(Extracted data entries)

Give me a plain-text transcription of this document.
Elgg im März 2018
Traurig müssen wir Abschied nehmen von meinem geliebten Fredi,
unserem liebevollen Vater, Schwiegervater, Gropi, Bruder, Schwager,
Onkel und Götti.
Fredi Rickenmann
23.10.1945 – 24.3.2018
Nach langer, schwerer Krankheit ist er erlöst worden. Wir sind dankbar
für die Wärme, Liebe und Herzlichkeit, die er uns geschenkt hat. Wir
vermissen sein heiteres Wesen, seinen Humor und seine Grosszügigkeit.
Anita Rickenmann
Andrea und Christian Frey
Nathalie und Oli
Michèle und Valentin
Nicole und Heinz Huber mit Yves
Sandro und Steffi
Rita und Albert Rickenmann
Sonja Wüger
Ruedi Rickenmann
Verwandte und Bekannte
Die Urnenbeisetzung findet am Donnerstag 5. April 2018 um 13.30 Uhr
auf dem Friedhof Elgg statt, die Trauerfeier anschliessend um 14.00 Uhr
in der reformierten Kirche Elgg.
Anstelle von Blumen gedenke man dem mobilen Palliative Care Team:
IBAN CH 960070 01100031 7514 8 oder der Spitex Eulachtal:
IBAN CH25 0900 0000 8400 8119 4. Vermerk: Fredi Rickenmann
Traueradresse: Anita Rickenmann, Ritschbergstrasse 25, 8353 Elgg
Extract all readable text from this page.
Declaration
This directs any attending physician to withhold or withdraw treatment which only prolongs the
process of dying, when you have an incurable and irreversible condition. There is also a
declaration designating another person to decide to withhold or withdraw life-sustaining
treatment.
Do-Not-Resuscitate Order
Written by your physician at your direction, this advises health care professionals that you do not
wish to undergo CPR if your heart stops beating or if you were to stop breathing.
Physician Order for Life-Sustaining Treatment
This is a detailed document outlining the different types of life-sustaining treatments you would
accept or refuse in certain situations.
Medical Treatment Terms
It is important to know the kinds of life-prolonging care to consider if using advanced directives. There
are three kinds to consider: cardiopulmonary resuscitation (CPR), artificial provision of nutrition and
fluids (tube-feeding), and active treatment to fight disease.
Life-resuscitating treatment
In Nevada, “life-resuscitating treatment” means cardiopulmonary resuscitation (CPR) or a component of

_DO THIS_: Each record above should be restated word for word.

_SOLUTION_:
Give me a plain-text transcription of this document.
Elgg im März 2018
Traurig müssen wir Abschied nehmen von meinem geliebten Fredi,
unserem liebevollen Vater, Schwiegervater, Gropi, Bruder, Schwager,
Onkel und Götti.
Fredi Rickenmann
23.10.1945 – 24.3.2018
Nach langer, schwerer Krankheit ist er erlöst worden. Wir sind dankbar
für die Wärme, Liebe und Herzlichkeit, die er uns geschenkt hat. Wir
vermissen sein heiteres Wesen, seinen Humor und seine Grosszügigkeit.
Anita Rickenmann
Andrea und Christian Frey
Nathalie und Oli
Michèle und Valentin
Nicole und Heinz Huber mit Yves
Sandro und Steffi
Rita und Albert Rickenmann
Sonja Wüger
Ruedi Rickenmann
Verwandte und Bekannte
Die Urnenbeisetzung findet am Donnerstag 5. April 2018 um 13.30 Uhr
auf dem Friedhof Elgg statt, die Trauerfeier anschliessend um 14.00 Uhr
in der reformierten Kirche Elgg.
Anstelle von Blumen gedenke man dem mobilen Palliative Care Team:
IBAN CH 960070 01100031 7514 8 oder der Spitex Eulachtal:
IBAN CH25 0900 0000 8400 8119 4. Vermerk: Fredi Rickenmann
Traueradresse: Anita Rickenmann, Ritschbergstrasse 25, 8353 Elgg
Extract all readable text from this page.
Declaration
This directs any attending physician to withhold or withdraw treatment which only prolongs the
process of dying, when you have an incurable and irreversible condition. There is also a
declaration designating another person to decide to withhold or withdraw life-sustaining
treatment.
Do-Not-Resuscitate Order
Written by your physician at your direction, this advises health care professionals that you do not
wish to undergo CPR if your heart stops beating or if you were to stop breathing.
Physician Order for Life-Sustaining Treatment
This is a detailed document outlining the different types of life-sustaining treatments you would
accept or refuse in certain situations.
Medical Treatment Terms
It is important to know the kinds of life-prolonging care to consider if using advanced directives. There
are three kinds to consider: cardiopulmonary resuscitation (CPR), artificial provision of nutrition and
fluids (tube-feeding), and active treatment to fight disease.
Life-resuscitating treatment
In Nevada, “life-resuscitating treatment” means cardiopulmonary resuscitation (CPR) or a component of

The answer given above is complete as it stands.